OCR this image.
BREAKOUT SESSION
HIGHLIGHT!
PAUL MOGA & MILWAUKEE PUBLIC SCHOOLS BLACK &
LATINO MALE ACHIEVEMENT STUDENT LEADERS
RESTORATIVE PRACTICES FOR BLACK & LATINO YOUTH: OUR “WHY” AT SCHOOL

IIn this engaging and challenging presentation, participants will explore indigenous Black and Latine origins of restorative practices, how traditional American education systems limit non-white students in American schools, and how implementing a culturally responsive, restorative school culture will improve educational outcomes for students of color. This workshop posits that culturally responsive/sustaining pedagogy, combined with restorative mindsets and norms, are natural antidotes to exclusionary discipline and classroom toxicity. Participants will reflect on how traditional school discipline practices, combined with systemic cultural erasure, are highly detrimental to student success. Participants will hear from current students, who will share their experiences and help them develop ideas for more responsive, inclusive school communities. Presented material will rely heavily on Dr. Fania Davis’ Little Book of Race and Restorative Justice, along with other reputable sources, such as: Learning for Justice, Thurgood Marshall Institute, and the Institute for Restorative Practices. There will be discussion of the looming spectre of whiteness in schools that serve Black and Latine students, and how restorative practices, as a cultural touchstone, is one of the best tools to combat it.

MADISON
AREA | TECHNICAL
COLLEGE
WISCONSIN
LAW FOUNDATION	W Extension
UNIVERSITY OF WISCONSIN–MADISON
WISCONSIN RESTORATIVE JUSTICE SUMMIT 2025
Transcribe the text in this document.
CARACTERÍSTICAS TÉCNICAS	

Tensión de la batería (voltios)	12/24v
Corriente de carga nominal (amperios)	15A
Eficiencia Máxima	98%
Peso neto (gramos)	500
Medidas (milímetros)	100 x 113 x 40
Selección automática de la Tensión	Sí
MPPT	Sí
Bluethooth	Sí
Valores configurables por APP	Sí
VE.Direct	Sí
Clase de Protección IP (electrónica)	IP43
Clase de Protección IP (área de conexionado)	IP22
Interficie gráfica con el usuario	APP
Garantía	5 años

What the task requires »
Say how many lines of the material contain the word "Clase", with no other text.

Result of this task »
2